Data rows start

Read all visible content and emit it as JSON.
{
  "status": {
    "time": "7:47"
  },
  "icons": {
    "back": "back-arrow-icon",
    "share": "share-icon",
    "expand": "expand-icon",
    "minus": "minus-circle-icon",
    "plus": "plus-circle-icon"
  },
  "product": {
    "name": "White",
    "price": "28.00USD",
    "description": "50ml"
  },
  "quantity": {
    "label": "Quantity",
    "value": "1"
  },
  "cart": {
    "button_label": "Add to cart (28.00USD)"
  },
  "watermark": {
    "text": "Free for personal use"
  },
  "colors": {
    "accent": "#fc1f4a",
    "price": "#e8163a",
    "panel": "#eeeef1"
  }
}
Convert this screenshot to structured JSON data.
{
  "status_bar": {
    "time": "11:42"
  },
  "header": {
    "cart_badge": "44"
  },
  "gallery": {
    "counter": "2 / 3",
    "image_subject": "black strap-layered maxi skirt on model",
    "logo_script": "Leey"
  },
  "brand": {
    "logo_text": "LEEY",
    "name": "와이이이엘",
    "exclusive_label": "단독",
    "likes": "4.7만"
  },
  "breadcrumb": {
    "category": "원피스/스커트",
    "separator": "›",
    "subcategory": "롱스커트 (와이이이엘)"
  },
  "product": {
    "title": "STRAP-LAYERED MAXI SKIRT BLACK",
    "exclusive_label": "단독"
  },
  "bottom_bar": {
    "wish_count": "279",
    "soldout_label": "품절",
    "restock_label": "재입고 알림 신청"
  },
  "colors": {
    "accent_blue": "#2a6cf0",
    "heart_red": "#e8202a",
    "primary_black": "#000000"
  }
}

Data rows end
Data rows start

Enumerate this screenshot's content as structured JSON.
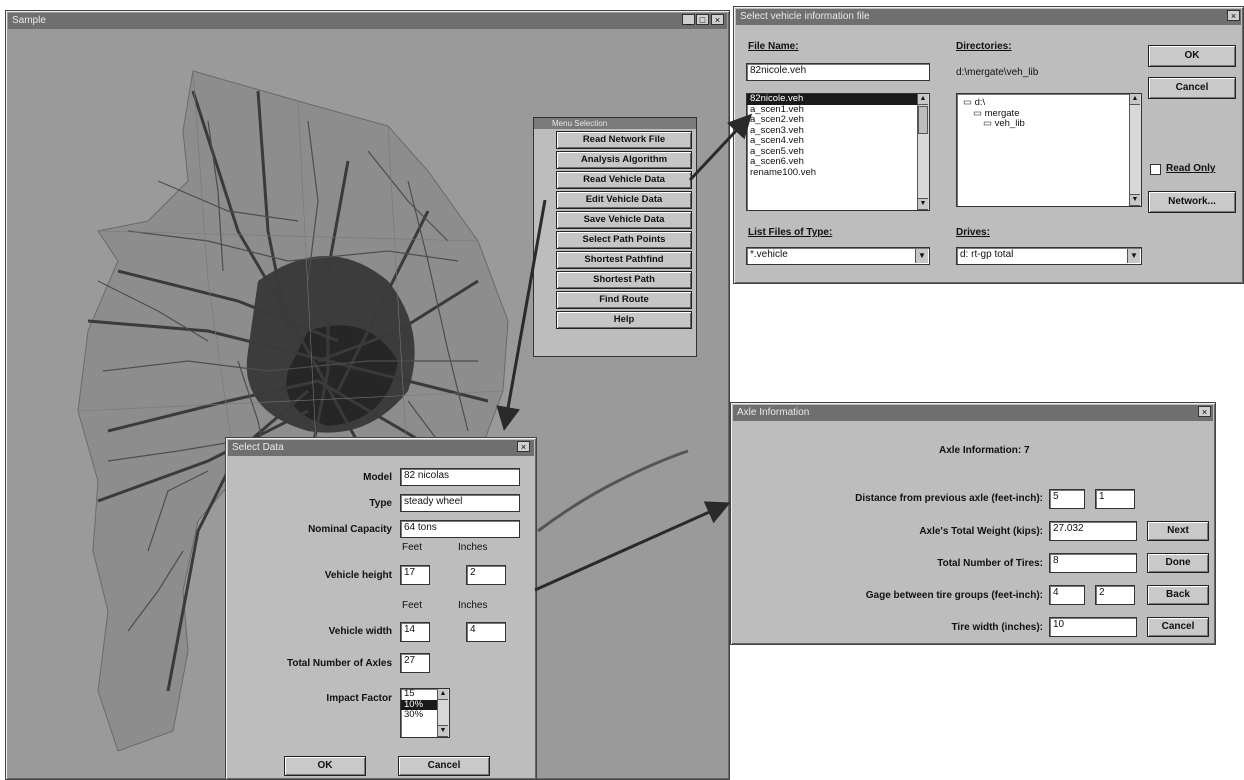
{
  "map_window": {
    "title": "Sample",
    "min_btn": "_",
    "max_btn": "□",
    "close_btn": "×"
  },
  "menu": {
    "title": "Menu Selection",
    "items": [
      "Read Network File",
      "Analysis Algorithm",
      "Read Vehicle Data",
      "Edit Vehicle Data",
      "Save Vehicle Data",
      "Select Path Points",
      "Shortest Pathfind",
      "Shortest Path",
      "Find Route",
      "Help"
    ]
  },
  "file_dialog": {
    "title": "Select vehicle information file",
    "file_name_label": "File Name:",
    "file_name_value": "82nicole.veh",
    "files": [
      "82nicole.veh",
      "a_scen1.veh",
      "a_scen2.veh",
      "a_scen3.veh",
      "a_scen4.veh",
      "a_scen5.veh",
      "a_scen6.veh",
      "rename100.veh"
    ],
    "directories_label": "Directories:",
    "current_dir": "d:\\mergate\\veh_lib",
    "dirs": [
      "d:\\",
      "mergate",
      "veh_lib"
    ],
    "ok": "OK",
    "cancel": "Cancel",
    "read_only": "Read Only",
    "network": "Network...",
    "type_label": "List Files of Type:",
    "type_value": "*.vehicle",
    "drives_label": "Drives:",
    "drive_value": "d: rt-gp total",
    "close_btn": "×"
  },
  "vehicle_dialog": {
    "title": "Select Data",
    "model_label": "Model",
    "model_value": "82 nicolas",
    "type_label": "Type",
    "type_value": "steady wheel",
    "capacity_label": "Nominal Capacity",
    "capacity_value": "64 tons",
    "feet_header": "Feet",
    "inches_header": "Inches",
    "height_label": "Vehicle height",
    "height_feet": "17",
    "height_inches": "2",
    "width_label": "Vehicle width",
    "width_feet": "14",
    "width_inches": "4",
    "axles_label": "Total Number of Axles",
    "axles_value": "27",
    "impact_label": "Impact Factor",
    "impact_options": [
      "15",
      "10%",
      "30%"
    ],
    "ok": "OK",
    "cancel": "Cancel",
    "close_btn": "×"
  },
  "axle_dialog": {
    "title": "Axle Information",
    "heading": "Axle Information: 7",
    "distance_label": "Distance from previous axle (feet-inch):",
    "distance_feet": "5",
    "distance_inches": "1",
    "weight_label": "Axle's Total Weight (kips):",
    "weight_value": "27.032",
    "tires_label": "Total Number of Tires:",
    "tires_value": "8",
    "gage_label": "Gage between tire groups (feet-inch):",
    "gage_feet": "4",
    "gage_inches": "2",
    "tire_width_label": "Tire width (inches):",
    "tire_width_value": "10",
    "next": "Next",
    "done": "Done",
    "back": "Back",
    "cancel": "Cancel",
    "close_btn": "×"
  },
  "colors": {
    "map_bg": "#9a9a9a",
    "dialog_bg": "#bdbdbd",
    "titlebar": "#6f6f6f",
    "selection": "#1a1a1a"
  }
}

Data rows end

* Written request *
Look for the word "circle" in every line of the listing and copy the lines that have it.

* Solution to the problem *
    "minus": "minus-circle-icon",
    "plus": "plus-circle-icon"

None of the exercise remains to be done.